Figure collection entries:
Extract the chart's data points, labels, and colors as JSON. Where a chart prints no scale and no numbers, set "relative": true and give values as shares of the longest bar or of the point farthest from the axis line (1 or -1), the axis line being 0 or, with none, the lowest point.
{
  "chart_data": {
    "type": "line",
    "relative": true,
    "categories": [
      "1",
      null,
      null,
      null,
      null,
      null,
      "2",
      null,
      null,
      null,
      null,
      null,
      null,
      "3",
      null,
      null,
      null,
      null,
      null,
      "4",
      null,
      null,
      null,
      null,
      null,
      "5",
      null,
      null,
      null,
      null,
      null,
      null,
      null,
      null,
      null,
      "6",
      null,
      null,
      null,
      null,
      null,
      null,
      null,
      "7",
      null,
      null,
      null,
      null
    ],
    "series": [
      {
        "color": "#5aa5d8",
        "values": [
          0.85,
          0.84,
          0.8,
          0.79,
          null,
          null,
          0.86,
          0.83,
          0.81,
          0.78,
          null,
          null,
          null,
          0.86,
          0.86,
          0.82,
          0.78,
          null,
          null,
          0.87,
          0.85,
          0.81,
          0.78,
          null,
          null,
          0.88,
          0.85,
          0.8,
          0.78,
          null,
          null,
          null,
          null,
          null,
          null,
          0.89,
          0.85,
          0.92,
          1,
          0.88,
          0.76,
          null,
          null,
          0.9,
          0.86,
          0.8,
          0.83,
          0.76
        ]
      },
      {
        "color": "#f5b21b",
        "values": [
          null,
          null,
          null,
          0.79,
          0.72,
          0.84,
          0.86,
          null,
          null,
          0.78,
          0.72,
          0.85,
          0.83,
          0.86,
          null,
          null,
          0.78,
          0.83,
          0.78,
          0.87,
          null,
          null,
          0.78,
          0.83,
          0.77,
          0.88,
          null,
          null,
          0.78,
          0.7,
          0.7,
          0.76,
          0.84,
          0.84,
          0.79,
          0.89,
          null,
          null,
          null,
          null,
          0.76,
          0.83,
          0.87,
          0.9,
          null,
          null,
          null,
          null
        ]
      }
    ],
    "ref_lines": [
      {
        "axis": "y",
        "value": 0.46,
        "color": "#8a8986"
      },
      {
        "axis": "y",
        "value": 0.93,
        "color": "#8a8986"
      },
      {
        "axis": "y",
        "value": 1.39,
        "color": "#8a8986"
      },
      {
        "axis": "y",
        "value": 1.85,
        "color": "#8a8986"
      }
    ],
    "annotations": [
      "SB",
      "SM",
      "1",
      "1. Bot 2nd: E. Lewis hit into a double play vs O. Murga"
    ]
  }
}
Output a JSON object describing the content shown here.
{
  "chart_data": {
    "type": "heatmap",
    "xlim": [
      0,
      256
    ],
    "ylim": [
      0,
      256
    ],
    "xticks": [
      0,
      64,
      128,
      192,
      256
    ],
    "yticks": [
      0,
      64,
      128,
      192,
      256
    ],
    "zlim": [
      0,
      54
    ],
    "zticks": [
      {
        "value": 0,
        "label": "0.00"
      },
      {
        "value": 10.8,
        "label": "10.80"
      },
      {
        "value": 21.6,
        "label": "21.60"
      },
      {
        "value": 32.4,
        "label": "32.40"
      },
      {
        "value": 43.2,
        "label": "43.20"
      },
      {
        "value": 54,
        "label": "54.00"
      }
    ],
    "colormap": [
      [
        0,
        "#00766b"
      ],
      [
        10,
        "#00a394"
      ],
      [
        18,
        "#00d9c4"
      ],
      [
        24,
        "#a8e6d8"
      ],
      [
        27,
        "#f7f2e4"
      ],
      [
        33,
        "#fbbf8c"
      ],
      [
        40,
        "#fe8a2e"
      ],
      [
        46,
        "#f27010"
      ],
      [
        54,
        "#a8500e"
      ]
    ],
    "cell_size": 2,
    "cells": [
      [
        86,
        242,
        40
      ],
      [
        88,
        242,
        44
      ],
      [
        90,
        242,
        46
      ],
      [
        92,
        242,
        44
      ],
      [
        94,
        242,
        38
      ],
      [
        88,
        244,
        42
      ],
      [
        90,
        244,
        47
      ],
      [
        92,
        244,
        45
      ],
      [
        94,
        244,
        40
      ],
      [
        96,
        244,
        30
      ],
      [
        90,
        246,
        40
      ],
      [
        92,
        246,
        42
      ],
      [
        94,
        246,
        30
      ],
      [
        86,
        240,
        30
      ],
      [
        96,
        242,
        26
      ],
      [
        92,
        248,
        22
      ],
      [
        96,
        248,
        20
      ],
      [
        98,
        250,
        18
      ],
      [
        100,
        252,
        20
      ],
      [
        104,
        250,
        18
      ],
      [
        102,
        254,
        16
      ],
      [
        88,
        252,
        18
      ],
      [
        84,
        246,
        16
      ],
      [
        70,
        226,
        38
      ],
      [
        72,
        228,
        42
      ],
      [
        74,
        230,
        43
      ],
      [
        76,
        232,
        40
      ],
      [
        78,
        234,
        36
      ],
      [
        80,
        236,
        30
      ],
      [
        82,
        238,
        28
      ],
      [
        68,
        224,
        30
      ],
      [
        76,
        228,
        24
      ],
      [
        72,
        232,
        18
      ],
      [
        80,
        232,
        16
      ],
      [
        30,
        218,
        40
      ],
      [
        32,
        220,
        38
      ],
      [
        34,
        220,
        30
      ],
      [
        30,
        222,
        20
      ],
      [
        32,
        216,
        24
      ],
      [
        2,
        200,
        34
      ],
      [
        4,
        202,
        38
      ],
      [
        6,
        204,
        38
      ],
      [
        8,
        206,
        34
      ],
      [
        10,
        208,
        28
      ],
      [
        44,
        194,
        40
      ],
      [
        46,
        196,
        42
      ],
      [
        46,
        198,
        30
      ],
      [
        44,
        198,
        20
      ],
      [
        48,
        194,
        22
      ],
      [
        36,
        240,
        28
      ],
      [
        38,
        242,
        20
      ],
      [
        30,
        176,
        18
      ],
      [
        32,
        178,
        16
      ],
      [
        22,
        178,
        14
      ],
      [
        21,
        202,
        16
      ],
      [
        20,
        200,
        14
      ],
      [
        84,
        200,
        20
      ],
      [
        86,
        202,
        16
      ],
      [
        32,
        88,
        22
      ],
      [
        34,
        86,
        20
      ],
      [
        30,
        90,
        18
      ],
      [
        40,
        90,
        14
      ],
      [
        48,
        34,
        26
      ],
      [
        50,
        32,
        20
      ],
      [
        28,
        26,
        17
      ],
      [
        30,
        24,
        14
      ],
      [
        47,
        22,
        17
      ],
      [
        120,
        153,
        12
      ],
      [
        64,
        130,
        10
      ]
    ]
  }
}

= THE EXERCISE =
Every line above should be retyped exactly as given.

= FINISHED ANSWER =
Extract the chart's data points, labels, and colors as JSON. Where a chart prints no scale and no numbers, set "relative": true and give values as shares of the longest bar or of the point farthest from the axis line (1 or -1), the axis line being 0 or, with none, the lowest point.
{
  "chart_data": {
    "type": "line",
    "relative": true,
    "categories": [
      "1",
      null,
      null,
      null,
      null,
      null,
      "2",
      null,
      null,
      null,
      null,
      null,
      null,
      "3",
      null,
      null,
      null,
      null,
      null,
      "4",
      null,
      null,
      null,
      null,
      null,
      "5",
      null,
      null,
      null,
      null,
      null,
      null,
      null,
      null,
      null,
      "6",
      null,
      null,
      null,
      null,
      null,
      null,
      null,
      "7",
      null,
      null,
      null,
      null
    ],
    "series": [
      {
        "color": "#5aa5d8",
        "values": [
          0.85,
          0.84,
          0.8,
          0.79,
          null,
          null,
          0.86,
          0.83,
          0.81,
          0.78,
          null,
          null,
          null,
          0.86,
          0.86,
          0.82,
          0.78,
          null,
          null,
          0.87,
          0.85,
          0.81,
          0.78,
          null,
          null,
          0.88,
          0.85,
          0.8,
          0.78,
          null,
          null,
          null,
          null,
          null,
          null,
          0.89,
          0.85,
          0.92,
          1,
          0.88,
          0.76,
          null,
          null,
          0.9,
          0.86,
          0.8,
          0.83,
          0.76
        ]
      },
      {
        "color": "#f5b21b",
        "values": [
          null,
          null,
          null,
          0.79,
          0.72,
          0.84,
          0.86,
          null,
          null,
          0.78,
          0.72,
          0.85,
          0.83,
          0.86,
          null,
          null,
          0.78,
          0.83,
          0.78,
          0.87,
          null,
          null,
          0.78,
          0.83,
          0.77,
          0.88,
          null,
          null,
          0.78,
          0.7,
          0.7,
          0.76,
          0.84,
          0.84,
          0.79,
          0.89,
          null,
          null,
          null,
          null,
          0.76,
          0.83,
          0.87,
          0.9,
          null,
          null,
          null,
          null
        ]
      }
    ],
    "ref_lines": [
      {
        "axis": "y",
        "value": 0.46,
        "color": "#8a8986"
      },
      {
        "axis": "y",
        "value": 0.93,
        "color": "#8a8986"
      },
      {
        "axis": "y",
        "value": 1.39,
        "color": "#8a8986"
      },
      {
        "axis": "y",
        "value": 1.85,
        "color": "#8a8986"
      }
    ],
    "annotations": [
      "SB",
      "SM",
      "1",
      "1. Bot 2nd: E. Lewis hit into a double play vs O. Murga"
    ]
  }
}
Output a JSON object describing the content shown here.
{
  "chart_data": {
    "type": "heatmap",
    "xlim": [
      0,
      256
    ],
    "ylim": [
      0,
      256
    ],
    "xticks": [
      0,
      64,
      128,
      192,
      256
    ],
    "yticks": [
      0,
      64,
      128,
      192,
      256
    ],
    "zlim": [
      0,
      54
    ],
    "zticks": [
      {
        "value": 0,
        "label": "0.00"
      },
      {
        "value": 10.8,
        "label": "10.80"
      },
      {
        "value": 21.6,
        "label": "21.60"
      },
      {
        "value": 32.4,
        "label": "32.40"
      },
      {
        "value": 43.2,
        "label": "43.20"
      },
      {
        "value": 54,
        "label": "54.00"
      }
    ],
    "colormap": [
      [
        0,
        "#00766b"
      ],
      [
        10,
        "#00a394"
      ],
      [
        18,
        "#00d9c4"
      ],
      [
        24,
        "#a8e6d8"
      ],
      [
        27,
        "#f7f2e4"
      ],
      [
        33,
        "#fbbf8c"
      ],
      [
        40,
        "#fe8a2e"
      ],
      [
        46,
        "#f27010"
      ],
      [
        54,
        "#a8500e"
      ]
    ],
    "cell_size": 2,
    "cells": [
      [
        86,
        242,
        40
      ],
      [
        88,
        242,
        44
      ],
      [
        90,
        242,
        46
      ],
      [
        92,
        242,
        44
      ],
      [
        94,
        242,
        38
      ],
      [
        88,
        244,
        42
      ],
      [
        90,
        244,
        47
      ],
      [
        92,
        244,
        45
      ],
      [
        94,
        244,
        40
      ],
      [
        96,
        244,
        30
      ],
      [
        90,
        246,
        40
      ],
      [
        92,
        246,
        42
      ],
      [
        94,
        246,
        30
      ],
      [
        86,
        240,
        30
      ],
      [
        96,
        242,
        26
      ],
      [
        92,
        248,
        22
      ],
      [
        96,
        248,
        20
      ],
      [
        98,
        250,
        18
      ],
      [
        100,
        252,
        20
      ],
      [
        104,
        250,
        18
      ],
      [
        102,
        254,
        16
      ],
      [
        88,
        252,
        18
      ],
      [
        84,
        246,
        16
      ],
      [
        70,
        226,
        38
      ],
      [
        72,
        228,
        42
      ],
      [
        74,
        230,
        43
      ],
      [
        76,
        232,
        40
      ],
      [
        78,
        234,
        36
      ],
      [
        80,
        236,
        30
      ],
      [
        82,
        238,
        28
      ],
      [
        68,
        224,
        30
      ],
      [
        76,
        228,
        24
      ],
      [
        72,
        232,
        18
      ],
      [
        80,
        232,
        16
      ],
      [
        30,
        218,
        40
      ],
      [
        32,
        220,
        38
      ],
      [
        34,
        220,
        30
      ],
      [
        30,
        222,
        20
      ],
      [
        32,
        216,
        24
      ],
      [
        2,
        200,
        34
      ],
      [
        4,
        202,
        38
      ],
      [
        6,
        204,
        38
      ],
      [
        8,
        206,
        34
      ],
      [
        10,
        208,
        28
      ],
      [
        44,
        194,
        40
      ],
      [
        46,
        196,
        42
      ],
      [
        46,
        198,
        30
      ],
      [
        44,
        198,
        20
      ],
      [
        48,
        194,
        22
      ],
      [
        36,
        240,
        28
      ],
      [
        38,
        242,
        20
      ],
      [
        30,
        176,
        18
      ],
      [
        32,
        178,
        16
      ],
      [
        22,
        178,
        14
      ],
      [
        21,
        202,
        16
      ],
      [
        20,
        200,
        14
      ],
      [
        84,
        200,
        20
      ],
      [
        86,
        202,
        16
      ],
      [
        32,
        88,
        22
      ],
      [
        34,
        86,
        20
      ],
      [
        30,
        90,
        18
      ],
      [
        40,
        90,
        14
      ],
      [
        48,
        34,
        26
      ],
      [
        50,
        32,
        20
      ],
      [
        28,
        26,
        17
      ],
      [
        30,
        24,
        14
      ],
      [
        47,
        22,
        17
      ],
      [
        120,
        153,
        12
      ],
      [
        64,
        130,
        10
      ]
    ]
  }
}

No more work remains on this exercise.